- EXERCISE PROMPT
Say how many lines include the word "bags", using only a number.

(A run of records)
------------------------------------------------------------

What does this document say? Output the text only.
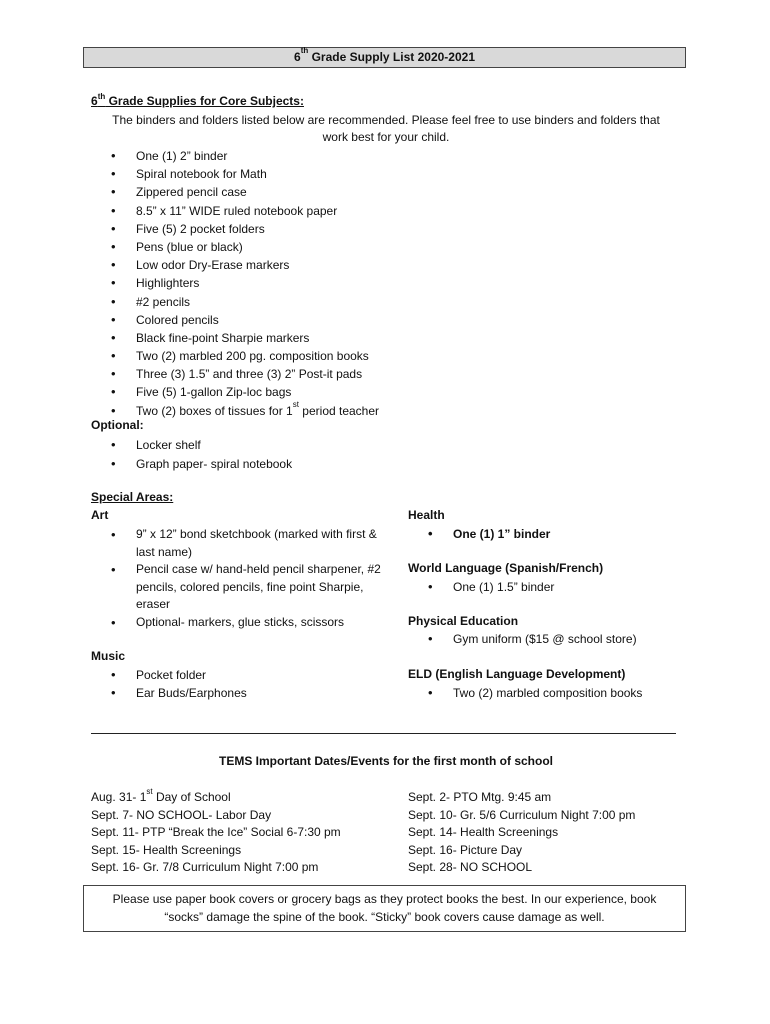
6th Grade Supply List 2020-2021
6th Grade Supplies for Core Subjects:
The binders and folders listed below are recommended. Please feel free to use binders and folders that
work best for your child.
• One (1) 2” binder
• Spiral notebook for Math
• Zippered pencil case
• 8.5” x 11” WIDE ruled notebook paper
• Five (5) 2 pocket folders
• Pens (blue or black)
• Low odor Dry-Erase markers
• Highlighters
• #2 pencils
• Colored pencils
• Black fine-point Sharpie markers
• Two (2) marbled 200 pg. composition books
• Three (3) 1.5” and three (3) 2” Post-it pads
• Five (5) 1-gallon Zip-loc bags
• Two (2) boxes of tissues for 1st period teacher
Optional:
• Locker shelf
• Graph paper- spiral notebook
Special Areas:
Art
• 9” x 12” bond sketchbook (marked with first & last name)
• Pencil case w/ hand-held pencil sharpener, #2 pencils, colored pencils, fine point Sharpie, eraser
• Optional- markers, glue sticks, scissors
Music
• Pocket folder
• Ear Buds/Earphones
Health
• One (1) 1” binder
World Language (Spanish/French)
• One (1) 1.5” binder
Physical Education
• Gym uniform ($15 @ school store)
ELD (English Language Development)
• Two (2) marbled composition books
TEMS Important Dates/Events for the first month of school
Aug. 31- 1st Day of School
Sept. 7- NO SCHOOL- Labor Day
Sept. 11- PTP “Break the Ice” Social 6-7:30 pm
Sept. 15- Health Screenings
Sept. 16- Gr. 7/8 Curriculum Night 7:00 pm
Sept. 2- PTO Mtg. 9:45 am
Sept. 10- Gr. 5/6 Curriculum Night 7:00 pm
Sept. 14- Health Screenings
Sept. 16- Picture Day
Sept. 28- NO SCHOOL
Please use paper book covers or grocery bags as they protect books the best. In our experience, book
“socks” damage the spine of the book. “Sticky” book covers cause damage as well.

------------------------------------------------------------

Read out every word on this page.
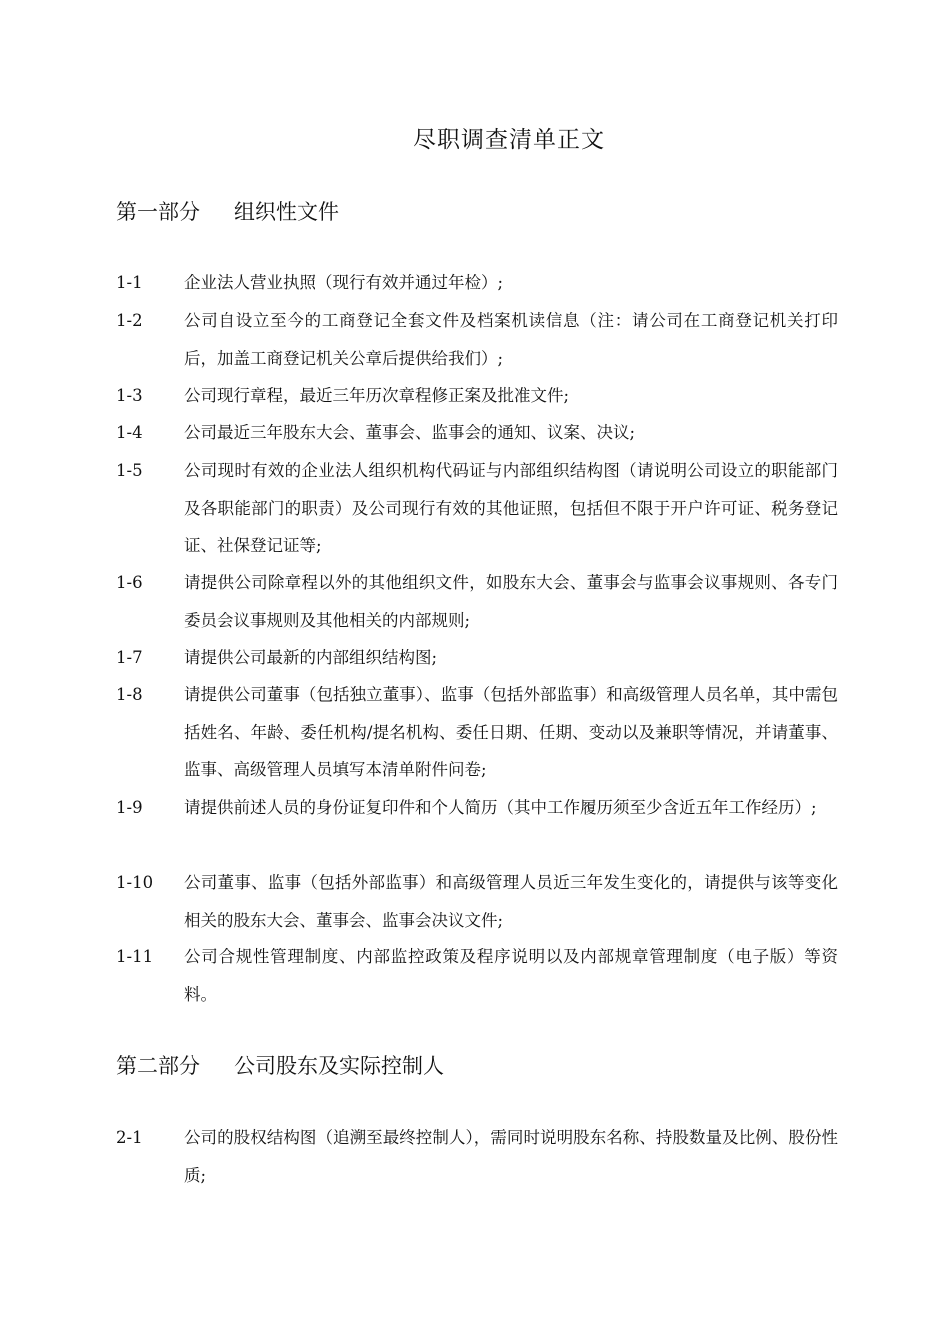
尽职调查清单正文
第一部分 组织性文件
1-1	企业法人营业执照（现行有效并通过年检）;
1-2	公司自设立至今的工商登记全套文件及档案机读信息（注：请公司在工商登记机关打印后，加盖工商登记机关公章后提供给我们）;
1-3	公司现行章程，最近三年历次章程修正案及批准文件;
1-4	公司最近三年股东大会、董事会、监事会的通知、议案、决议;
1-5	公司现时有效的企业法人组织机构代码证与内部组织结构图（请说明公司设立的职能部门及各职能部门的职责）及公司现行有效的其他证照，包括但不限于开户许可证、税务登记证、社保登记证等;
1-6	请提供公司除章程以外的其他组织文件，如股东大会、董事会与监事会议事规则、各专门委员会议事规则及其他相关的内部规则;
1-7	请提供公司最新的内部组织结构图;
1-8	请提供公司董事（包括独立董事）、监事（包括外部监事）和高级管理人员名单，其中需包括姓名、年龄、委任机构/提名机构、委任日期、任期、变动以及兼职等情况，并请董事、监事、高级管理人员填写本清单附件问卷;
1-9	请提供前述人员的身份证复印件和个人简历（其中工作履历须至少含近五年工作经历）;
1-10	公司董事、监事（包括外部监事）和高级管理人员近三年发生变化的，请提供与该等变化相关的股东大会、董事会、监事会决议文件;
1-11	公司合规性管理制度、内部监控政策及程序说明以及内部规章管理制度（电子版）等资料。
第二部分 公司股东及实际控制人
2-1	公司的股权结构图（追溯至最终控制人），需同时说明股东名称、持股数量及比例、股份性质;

------------------------------------------------------------

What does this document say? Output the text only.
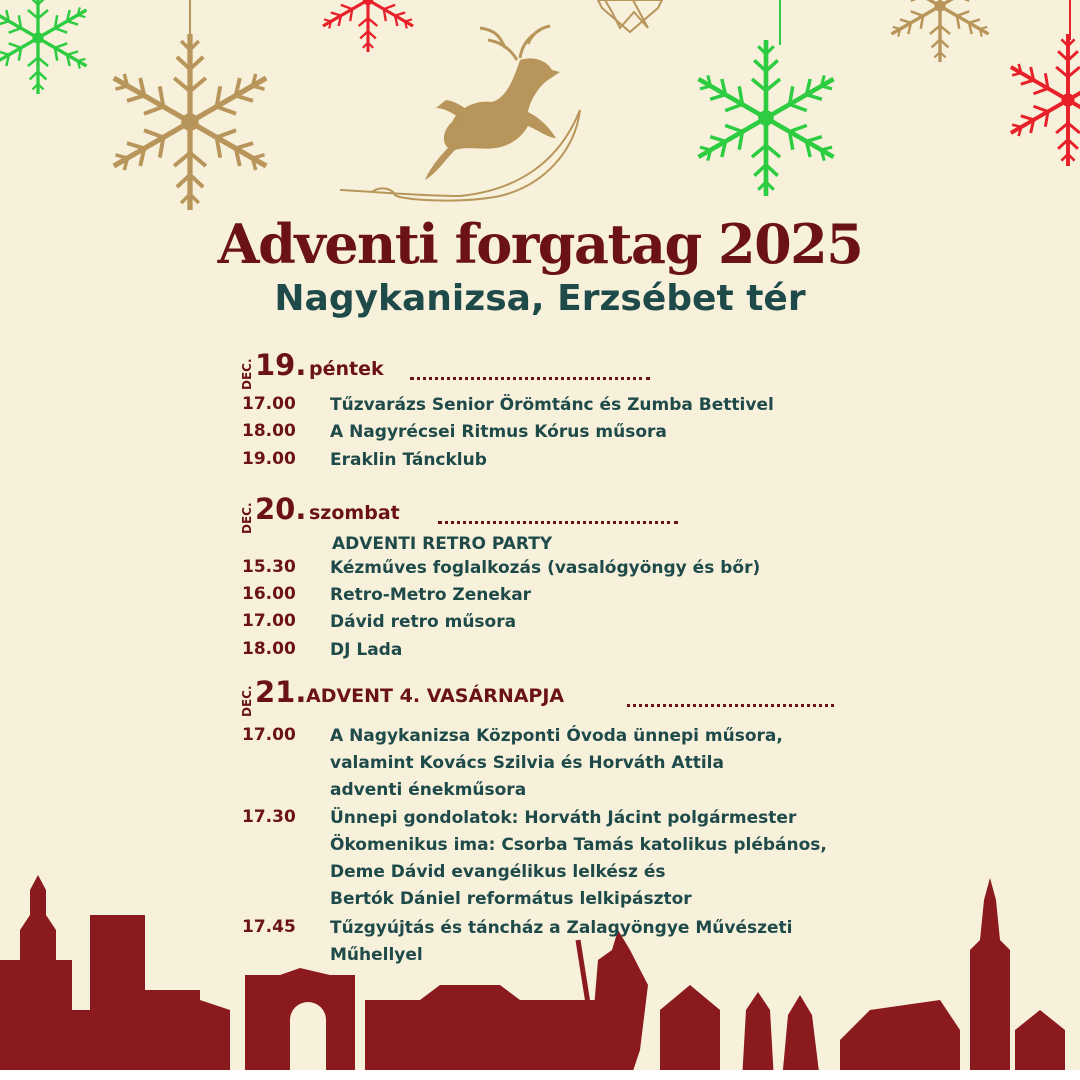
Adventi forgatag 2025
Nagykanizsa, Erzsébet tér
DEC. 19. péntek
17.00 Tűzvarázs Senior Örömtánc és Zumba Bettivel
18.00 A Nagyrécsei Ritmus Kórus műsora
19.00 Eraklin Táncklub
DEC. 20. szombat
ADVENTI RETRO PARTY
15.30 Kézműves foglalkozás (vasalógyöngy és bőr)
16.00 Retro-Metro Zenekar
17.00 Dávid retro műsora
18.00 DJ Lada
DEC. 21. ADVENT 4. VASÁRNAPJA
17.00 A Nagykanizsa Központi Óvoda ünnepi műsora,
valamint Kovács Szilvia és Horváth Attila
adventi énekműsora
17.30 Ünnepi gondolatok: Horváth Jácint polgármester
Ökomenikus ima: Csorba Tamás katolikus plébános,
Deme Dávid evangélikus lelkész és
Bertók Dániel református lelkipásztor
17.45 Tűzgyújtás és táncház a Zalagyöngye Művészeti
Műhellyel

------------------------------------------------------------

- SOLUTION TO THIS EXERCISE
2